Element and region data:
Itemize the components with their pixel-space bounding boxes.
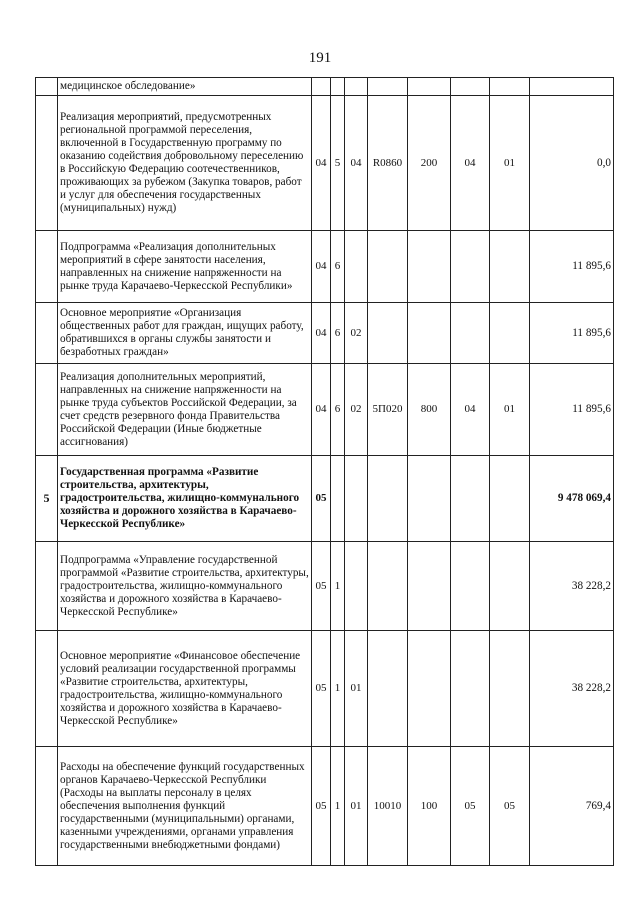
cell-rz: 05 bbox=[451, 747, 490, 866]
table-row bbox=[36, 364, 614, 456]
cell-vr bbox=[408, 542, 451, 631]
cell-pr: 05 bbox=[490, 747, 530, 866]
cell-vr: 200 bbox=[408, 96, 451, 231]
cell-dir bbox=[368, 303, 408, 364]
cell-name: Основное мероприятие «Организация общественных работ для граждан, ищущих работу, обратившихся в органы службы занятости и безработных граждан» bbox=[58, 303, 312, 364]
cell-num bbox=[36, 747, 58, 866]
cell-sum: 11 895,6 bbox=[530, 303, 614, 364]
page-number: 191 bbox=[308, 50, 332, 66]
table-row bbox=[36, 303, 614, 364]
budget-table bbox=[35, 77, 614, 866]
table-row bbox=[36, 96, 614, 231]
cell-vr: 800 bbox=[408, 364, 451, 456]
cell-vr bbox=[408, 78, 451, 96]
cell-om: 04 bbox=[345, 96, 368, 231]
cell-pp: 1 bbox=[331, 631, 345, 747]
cell-om bbox=[345, 78, 368, 96]
cell-pr bbox=[490, 456, 530, 542]
cell-rz bbox=[451, 456, 490, 542]
table-row bbox=[36, 456, 614, 542]
cell-name: медицинское обследование» bbox=[58, 78, 312, 96]
cell-rz: 04 bbox=[451, 364, 490, 456]
cell-pr bbox=[490, 78, 530, 96]
cell-sum: 11 895,6 bbox=[530, 364, 614, 456]
cell-pr bbox=[490, 631, 530, 747]
cell-gp: 04 bbox=[312, 364, 331, 456]
cell-pp: 6 bbox=[331, 303, 345, 364]
cell-vr bbox=[408, 303, 451, 364]
cell-om: 01 bbox=[345, 631, 368, 747]
cell-dir: 10010 bbox=[368, 747, 408, 866]
cell-pr: 01 bbox=[490, 96, 530, 231]
cell-gp: 05 bbox=[312, 456, 331, 542]
cell-num bbox=[36, 542, 58, 631]
cell-sum: 38 228,2 bbox=[530, 542, 614, 631]
cell-sum bbox=[530, 78, 614, 96]
cell-pp: 1 bbox=[331, 747, 345, 866]
cell-pp: 5 bbox=[331, 96, 345, 231]
table-row bbox=[36, 78, 614, 96]
cell-pp: 6 bbox=[331, 364, 345, 456]
cell-gp: 05 bbox=[312, 747, 331, 866]
cell-name: Подпрограмма «Реализация дополнительных мероприятий в сфере занятости населения, направленных на снижение напряженности на рынке труда Карачаево-Черкесской Республики» bbox=[58, 231, 312, 303]
cell-sum: 769,4 bbox=[530, 747, 614, 866]
cell-gp: 04 bbox=[312, 231, 331, 303]
cell-om bbox=[345, 231, 368, 303]
cell-gp: 05 bbox=[312, 542, 331, 631]
cell-gp bbox=[312, 78, 331, 96]
cell-pr bbox=[490, 303, 530, 364]
cell-pr bbox=[490, 231, 530, 303]
cell-dir bbox=[368, 456, 408, 542]
cell-pp bbox=[331, 78, 345, 96]
cell-pr bbox=[490, 542, 530, 631]
cell-num bbox=[36, 96, 58, 231]
cell-name: Реализация мероприятий, предусмотренных региональной программой переселения, включенной в Государственную программу по оказанию содействия добровольному переселению в Российскую Федерацию соотечественников, проживающих за рубежом (Закупка товаров, работ и услуг для обеспечения государственных (муниципальных) нужд) bbox=[58, 96, 312, 231]
table-row bbox=[36, 231, 614, 303]
cell-pp: 1 bbox=[331, 542, 345, 631]
cell-dir bbox=[368, 631, 408, 747]
cell-pp bbox=[331, 456, 345, 542]
cell-pr: 01 bbox=[490, 364, 530, 456]
cell-sum: 11 895,6 bbox=[530, 231, 614, 303]
cell-dir bbox=[368, 231, 408, 303]
cell-num bbox=[36, 364, 58, 456]
cell-rz bbox=[451, 231, 490, 303]
cell-om: 02 bbox=[345, 303, 368, 364]
cell-num bbox=[36, 78, 58, 96]
cell-gp: 04 bbox=[312, 96, 331, 231]
table-body bbox=[36, 78, 614, 866]
cell-name: Подпрограмма «Управление государственной программой «Развитие строительства, архитектуры, градостроительства, жилищно-коммунального хозяйства и дорожного хозяйства в Карачаево-Черкесской Республике» bbox=[58, 542, 312, 631]
cell-name: Государственная программа «Развитие строительства, архитектуры, градостроительства, жилищно-коммунального хозяйства и дорожного хозяйства в Карачаево-Черкесской Республике» bbox=[58, 456, 312, 542]
cell-dir: 5П020 bbox=[368, 364, 408, 456]
cell-sum: 9 478 069,4 bbox=[530, 456, 614, 542]
cell-name: Расходы на обеспечение функций государственных органов Карачаево-Черкесской Республики (Расходы на выплаты персоналу в целях обеспечения выполнения функций государственными (муниципальными) органами, казенными учреждениями, органами управления государственными внебюджетными фондами) bbox=[58, 747, 312, 866]
cell-num bbox=[36, 231, 58, 303]
cell-rz bbox=[451, 303, 490, 364]
cell-num bbox=[36, 631, 58, 747]
cell-om bbox=[345, 456, 368, 542]
cell-dir: R0860 bbox=[368, 96, 408, 231]
cell-rz bbox=[451, 542, 490, 631]
cell-name: Основное мероприятие «Финансовое обеспечение условий реализации государственной программы «Развитие строительства, архитектуры, градостроительства, жилищно-коммунального хозяйства и дорожного хозяйства в Карачаево-Черкесской Республике» bbox=[58, 631, 312, 747]
cell-vr bbox=[408, 456, 451, 542]
cell-om: 01 bbox=[345, 747, 368, 866]
cell-rz: 04 bbox=[451, 96, 490, 231]
cell-rz bbox=[451, 78, 490, 96]
cell-vr bbox=[408, 631, 451, 747]
cell-rz bbox=[451, 631, 490, 747]
cell-gp: 05 bbox=[312, 631, 331, 747]
cell-name: Реализация дополнительных мероприятий, направленных на снижение напряженности на рынке труда субъектов Российской Федерации, за счет средств резервного фонда Правительства Российской Федерации (Иные бюджетные ассигнования) bbox=[58, 364, 312, 456]
cell-om bbox=[345, 542, 368, 631]
table-row bbox=[36, 747, 614, 866]
cell-sum: 0,0 bbox=[530, 96, 614, 231]
cell-vr: 100 bbox=[408, 747, 451, 866]
cell-sum: 38 228,2 bbox=[530, 631, 614, 747]
cell-dir bbox=[368, 542, 408, 631]
cell-pp: 6 bbox=[331, 231, 345, 303]
table-row bbox=[36, 631, 614, 747]
table-row bbox=[36, 542, 614, 631]
cell-dir bbox=[368, 78, 408, 96]
cell-om: 02 bbox=[345, 364, 368, 456]
cell-gp: 04 bbox=[312, 303, 331, 364]
cell-num bbox=[36, 303, 58, 364]
cell-vr bbox=[408, 231, 451, 303]
cell-num: 5 bbox=[36, 456, 58, 542]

§ **Given task**: Locate each line in the material that contains the word "напряженности" with the same capitalization, and copy those lines.

§ **Written answer**:
cell-name: Подпрограмма «Реализация дополнительных мероприятий в сфере занятости населения, направленных на снижение напряженности на рынке труда Карачаево-Черкесской Республики» bbox=[58, 231, 312, 303]
cell-name: Реализация дополнительных мероприятий, направленных на снижение напряженности на рынке труда субъектов Российской Федерации, за счет средств резервного фонда Правительства Российской Федерации (Иные бюджетные ассигнования) bbox=[58, 364, 312, 456]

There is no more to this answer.